# START OF RECORD EXTRACTS

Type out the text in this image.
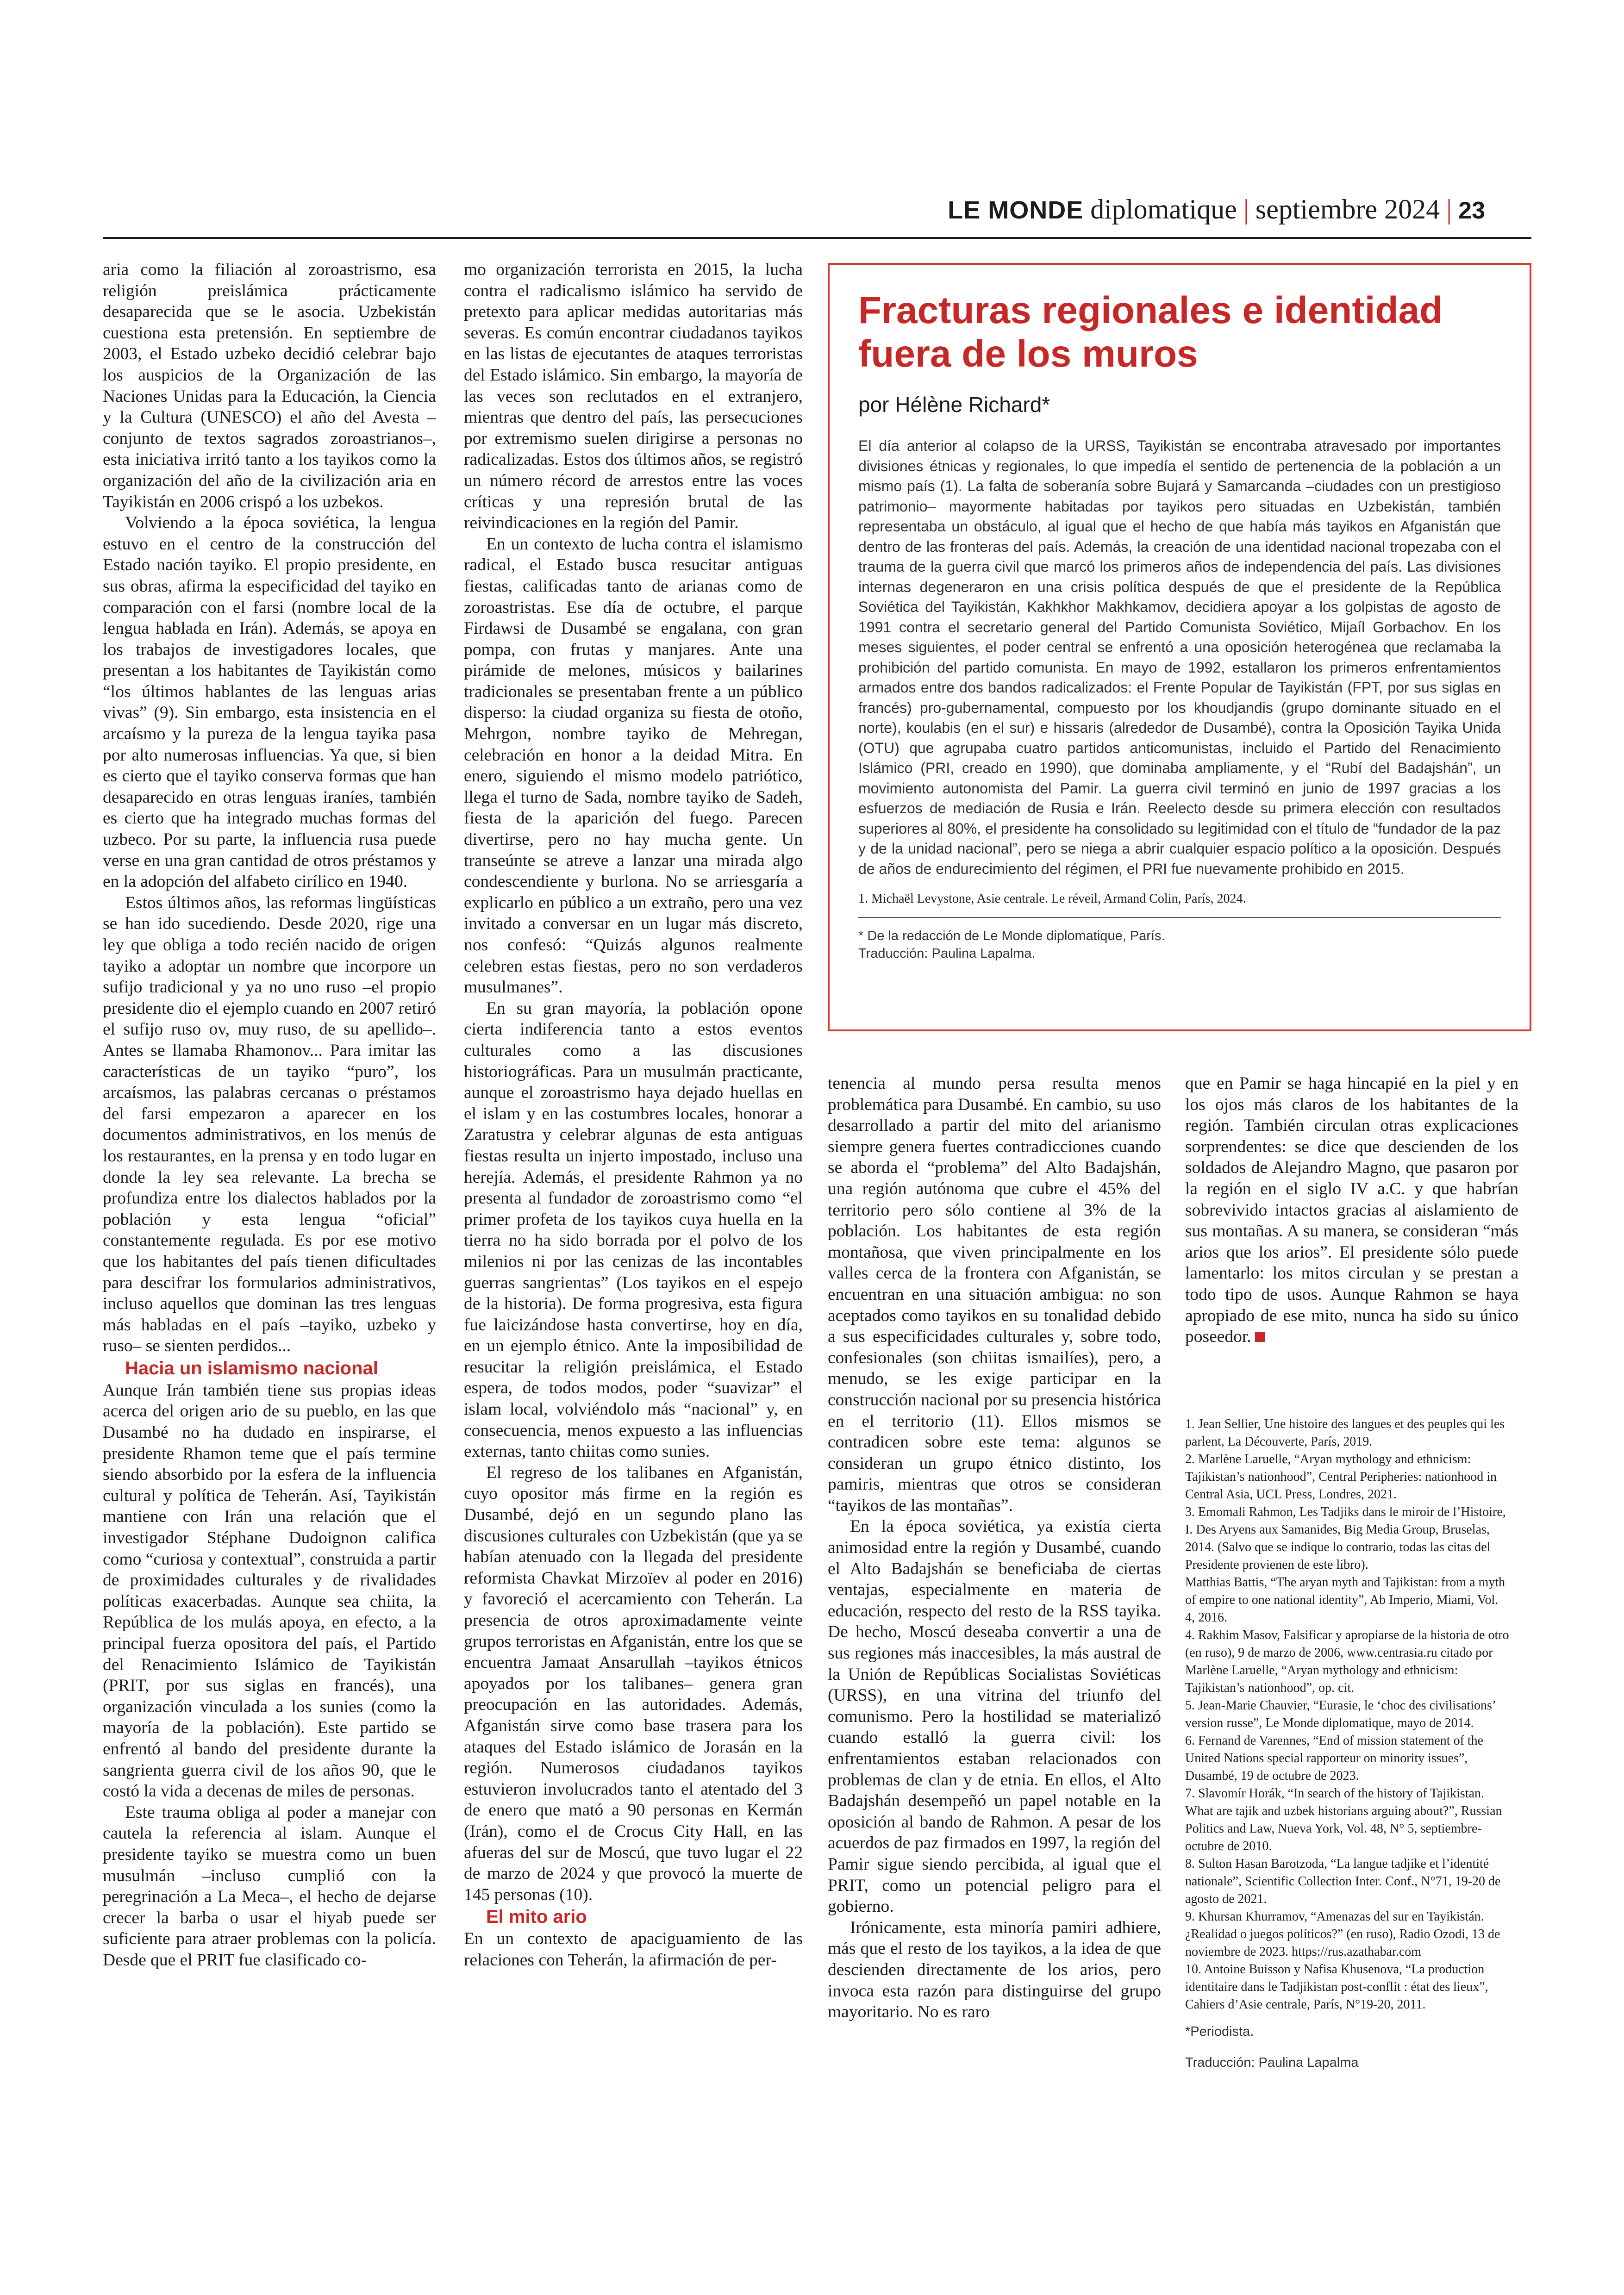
LE MONDE diplomatique | septiembre 2024 | 23

aria como la filiación al zoroastrismo, esa religión preislámica prácticamente desaparecida que se le asocia. Uzbekistán cuestiona esta pretensión. En septiembre de 2003, el Estado uzbeko decidió celebrar bajo los auspicios de la Organización de las Naciones Unidas para la Educación, la Ciencia y la Cultura (UNESCO) el año del Avesta –conjunto de textos sagrados zoroastrianos–, esta iniciativa irritó tanto a los tayikos como la organización del año de la civilización aria en Tayikistán en 2006 crispó a los uzbekos.

Volviendo a la época soviética, la lengua estuvo en el centro de la construcción del Estado nación tayiko. El propio presidente, en sus obras, afirma la especificidad del tayiko en comparación con el farsi (nombre local de la lengua hablada en Irán). Además, se apoya en los trabajos de investigadores locales, que presentan a los habitantes de Tayikistán como “los últimos hablantes de las lenguas arias vivas” (9). Sin embargo, esta insistencia en el arcaísmo y la pureza de la lengua tayika pasa por alto numerosas influencias. Ya que, si bien es cierto que el tayiko conserva formas que han desaparecido en otras lenguas iraníes, también es cierto que ha integrado muchas formas del uzbeco. Por su parte, la influencia rusa puede verse en una gran cantidad de otros préstamos y en la adopción del alfabeto cirílico en 1940.

Estos últimos años, las reformas lingüísticas se han ido sucediendo. Desde 2020, rige una ley que obliga a todo recién nacido de origen tayiko a adoptar un nombre que incorpore un sufijo tradicional y ya no uno ruso –el propio presidente dio el ejemplo cuando en 2007 retiró el sufijo ruso ov, muy ruso, de su apellido–. Antes se llamaba Rhamonov... Para imitar las características de un tayiko “puro”, los arcaísmos, las palabras cercanas o préstamos del farsi empezaron a aparecer en los documentos administrativos, en los menús de los restaurantes, en la prensa y en todo lugar en donde la ley sea relevante. La brecha se profundiza entre los dialectos hablados por la población y esta lengua “oficial” constantemente regulada. Es por ese motivo que los habitantes del país tienen dificultades para descifrar los formularios administrativos, incluso aquellos que dominan las tres lenguas más habladas en el país –tayiko, uzbeko y ruso– se sienten perdidos...

Hacia un islamismo nacional

Aunque Irán también tiene sus propias ideas acerca del origen ario de su pueblo, en las que Dusambé no ha dudado en inspirarse, el presidente Rhamon teme que el país termine siendo absorbido por la esfera de la influencia cultural y política de Teherán. Así, Tayikistán mantiene con Irán una relación que el investigador Stéphane Dudoignon califica como “curiosa y contextual”, construida a partir de proximidades culturales y de rivalidades políticas exacerbadas. Aunque sea chiita, la República de los mulás apoya, en efecto, a la principal fuerza opositora del país, el Partido del Renacimiento Islámico de Tayikistán (PRIT, por sus siglas en francés), una organización vinculada a los sunies (como la mayoría de la población). Este partido se enfrentó al bando del presidente durante la sangrienta guerra civil de los años 90, que le costó la vida a decenas de miles de personas.

Este trauma obliga al poder a manejar con cautela la referencia al islam. Aunque el presidente tayiko se muestra como un buen musulmán –incluso cumplió con la peregrinación a La Meca–, el hecho de dejarse crecer la barba o usar el hiyab puede ser suficiente para atraer problemas con la policía. Desde que el PRIT fue clasificado co-

mo organización terrorista en 2015, la lucha contra el radicalismo islámico ha servido de pretexto para aplicar medidas autoritarias más severas. Es común encontrar ciudadanos tayikos en las listas de ejecutantes de ataques terroristas del Estado islámico. Sin embargo, la mayoría de las veces son reclutados en el extranjero, mientras que dentro del país, las persecuciones por extremismo suelen dirigirse a personas no radicalizadas. Estos dos últimos años, se registró un número récord de arrestos entre las voces críticas y una represión brutal de las reivindicaciones en la región del Pamir.

En un contexto de lucha contra el islamismo radical, el Estado busca resucitar antiguas fiestas, calificadas tanto de arianas como de zoroastristas. Ese día de octubre, el parque Firdawsi de Dusambé se engalana, con gran pompa, con frutas y manjares. Ante una pirámide de melones, músicos y bailarines tradicionales se presentaban frente a un público disperso: la ciudad organiza su fiesta de otoño, Mehrgon, nombre tayiko de Mehregan, celebración en honor a la deidad Mitra. En enero, siguiendo el mismo modelo patriótico, llega el turno de Sada, nombre tayiko de Sadeh, fiesta de la aparición del fuego. Parecen divertirse, pero no hay mucha gente. Un transeúnte se atreve a lanzar una mirada algo condescendiente y burlona. No se arriesgaría a explicarlo en público a un extraño, pero una vez invitado a conversar en un lugar más discreto, nos confesó: “Quizás algunos realmente celebren estas fiestas, pero no son verdaderos musulmanes”.

En su gran mayoría, la población opone cierta indiferencia tanto a estos eventos culturales como a las discusiones historiográficas. Para un musulmán practicante, aunque el zoroastrismo haya dejado huellas en el islam y en las costumbres locales, honorar a Zaratustra y celebrar algunas de esta antiguas fiestas resulta un injerto impostado, incluso una herejía. Además, el presidente Rahmon ya no presenta al fundador de zoroastrismo como “el primer profeta de los tayikos cuya huella en la tierra no ha sido borrada por el polvo de los milenios ni por las cenizas de las incontables guerras sangrientas” (Los tayikos en el espejo de la historia). De forma progresiva, esta figura fue laicizándose hasta convertirse, hoy en día, en un ejemplo étnico. Ante la imposibilidad de resucitar la religión preislámica, el Estado espera, de todos modos, poder “suavizar” el islam local, volviéndolo más “nacional” y, en consecuencia, menos expuesto a las influencias externas, tanto chiitas como sunies.

El regreso de los talibanes en Afganistán, cuyo opositor más firme en la región es Dusambé, dejó en un segundo plano las discusiones culturales con Uzbekistán (que ya se habían atenuado con la llegada del presidente reformista Chavkat Mirzoïev al poder en 2016) y favoreció el acercamiento con Teherán. La presencia de otros aproximadamente veinte grupos terroristas en Afganistán, entre los que se encuentra Jamaat Ansarullah –tayikos étnicos apoyados por los talibanes– genera gran preocupación en las autoridades. Además, Afganistán sirve como base trasera para los ataques del Estado islámico de Jorasán en la región. Numerosos ciudadanos tayikos estuvieron involucrados tanto el atentado del 3 de enero que mató a 90 personas en Kermán (Irán), como el de Crocus City Hall, en las afueras del sur de Moscú, que tuvo lugar el 22 de marzo de 2024 y que provocó la muerte de 145 personas (10).

El mito ario

En un contexto de apaciguamiento de las relaciones con Teherán, la afirmación de per-

Fracturas regionales e identidad fuera de los muros

por Hélène Richard*

El día anterior al colapso de la URSS, Tayikistán se encontraba atravesado por importantes divisiones étnicas y regionales, lo que impedía el sentido de pertenencia de la población a un mismo país (1). La falta de soberanía sobre Bujará y Samarcanda –ciudades con un prestigioso patrimonio– mayormente habitadas por tayikos pero situadas en Uzbekistán, también representaba un obstáculo, al igual que el hecho de que había más tayikos en Afganistán que dentro de las fronteras del país. Además, la creación de una identidad nacional tropezaba con el trauma de la guerra civil que marcó los primeros años de independencia del país. Las divisiones internas degeneraron en una crisis política después de que el presidente de la República Soviética del Tayikistán, Kakhkhor Makhkamov, decidiera apoyar a los golpistas de agosto de 1991 contra el secretario general del Partido Comunista Soviético, Mijaíl Gorbachov. En los meses siguientes, el poder central se enfrentó a una oposición heterogénea que reclamaba la prohibición del partido comunista. En mayo de 1992, estallaron los primeros enfrentamientos armados entre dos bandos radicalizados: el Frente Popular de Tayikistán (FPT, por sus siglas en francés) pro-gubernamental, compuesto por los khoudjandis (grupo dominante situado en el norte), koulabis (en el sur) e hissaris (alrededor de Dusambé), contra la Oposición Tayika Unida (OTU) que agrupaba cuatro partidos anticomunistas, incluido el Partido del Renacimiento Islámico (PRI, creado en 1990), que dominaba ampliamente, y el “Rubí del Badajshán”, un movimiento autonomista del Pamir. La guerra civil terminó en junio de 1997 gracias a los esfuerzos de mediación de Rusia e Irán. Reelecto desde su primera elección con resultados superiores al 80%, el presidente ha consolidado su legitimidad con el título de “fundador de la paz y de la unidad nacional”, pero se niega a abrir cualquier espacio político a la oposición. Después de años de endurecimiento del régimen, el PRI fue nuevamente prohibido en 2015.

1. Michaël Levystone, Asie centrale. Le réveil, Armand Colin, París, 2024.

* De la redacción de Le Monde diplomatique, París.

Traducción: Paulina Lapalma.

tenencia al mundo persa resulta menos problemática para Dusambé. En cambio, su uso desarrollado a partir del mito del arianismo siempre genera fuertes contradicciones cuando se aborda el “problema” del Alto Badajshán, una región autónoma que cubre el 45% del territorio pero sólo contiene al 3% de la población. Los habitantes de esta región montañosa, que viven principalmente en los valles cerca de la frontera con Afganistán, se encuentran en una situación ambigua: no son aceptados como tayikos en su tonalidad debido a sus especificidades culturales y, sobre todo, confesionales (son chiitas ismailíes), pero, a menudo, se les exige participar en la construcción nacional por su presencia histórica en el territorio (11). Ellos mismos se contradicen sobre este tema: algunos se consideran un grupo étnico distinto, los pamiris, mientras que otros se consideran “tayikos de las montañas”.

En la época soviética, ya existía cierta animosidad entre la región y Dusambé, cuando el Alto Badajshán se beneficiaba de ciertas ventajas, especialmente en materia de educación, respecto del resto de la RSS tayika. De hecho, Moscú deseaba convertir a una de sus regiones más inaccesibles, la más austral de la Unión de Repúblicas Socialistas Soviéticas (URSS), en una vitrina del triunfo del comunismo. Pero la hostilidad se materializó cuando estalló la guerra civil: los enfrentamientos estaban relacionados con problemas de clan y de etnia. En ellos, el Alto Badajshán desempeñó un papel notable en la oposición al bando de Rahmon. A pesar de los acuerdos de paz firmados en 1997, la región del Pamir sigue siendo percibida, al igual que el PRIT, como un potencial peligro para el gobierno.

Irónicamente, esta minoría pamiri adhiere, más que el resto de los tayikos, a la idea de que descienden directamente de los arios, pero invoca esta razón para distinguirse del grupo mayoritario. No es raro

que en Pamir se haga hincapié en la piel y en los ojos más claros de los habitantes de la región. También circulan otras explicaciones sorprendentes: se dice que descienden de los soldados de Alejandro Magno, que pasaron por la región en el siglo IV a.C. y que habrían sobrevivido intactos gracias al aislamiento de sus montañas. A su manera, se consideran “más arios que los arios”. El presidente sólo puede lamentarlo: los mitos circulan y se prestan a todo tipo de usos. Aunque Rahmon se haya apropiado de ese mito, nunca ha sido su único poseedor.

1. Jean Sellier, Une histoire des langues et des peuples qui les parlent, La Découverte, París, 2019.

2. Marlène Laruelle, “Aryan mythology and ethnicism: Tajikistan’s nationhood”, Central Peripheries: nationhood in Central Asia, UCL Press, Londres, 2021.

3. Emomali Rahmon, Les Tadjiks dans le miroir de l’Histoire, I. Des Aryens aux Samanides, Big Media Group, Bruselas, 2014. (Salvo que se indique lo contrario, todas las citas del Presidente provienen de este libro).

Matthias Battis, “The aryan myth and Tajikistan: from a myth of empire to one national identity”, Ab Imperio, Miami, Vol. 4, 2016.

4. Rakhim Masov, Falsificar y apropiarse de la historia de otro (en ruso), 9 de marzo de 2006, www.centrasia.ru citado por Marlène Laruelle, “Aryan mythology and ethnicism: Tajikistan’s nationhood”, op. cit.

5. Jean-Marie Chauvier, “Eurasie, le ‘choc des civilisations’ version russe”, Le Monde diplomatique, mayo de 2014.

6. Fernand de Varennes, “End of mission statement of the United Nations special rapporteur on minority issues”, Dusambé, 19 de octubre de 2023.

7. Slavomír Horák, “In search of the history of Tajikistan. What are tajik and uzbek historians arguing about?”, Russian Politics and Law, Nueva York, Vol. 48, N° 5, septiembre-octubre de 2010.

8. Sulton Hasan Barotzoda, “La langue tadjike et l’identité nationale”, Scientific Collection Inter. Conf., N°71, 19-20 de agosto de 2021.

9. Khursan Khurramov, “Amenazas del sur en Tayikistán. ¿Realidad o juegos políticos?” (en ruso), Radio Ozodi, 13 de noviembre de 2023. https://rus.azathabar.com

10. Antoine Buisson y Nafisa Khusenova, “La production identitaire dans le Tadjikistan post-conflit : état des lieux”, Cahiers d’Asie centrale, París, N°19-20, 2011.

*Periodista.

Traducción: Paulina Lapalma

# END OF RECORD EXTRACTS

EXERCISE GOAL:
Of the lines in the data, how many contain the word "nationhood"? Provide the number and nothing further.

SOLUTION TO THIS EXERCISE:
2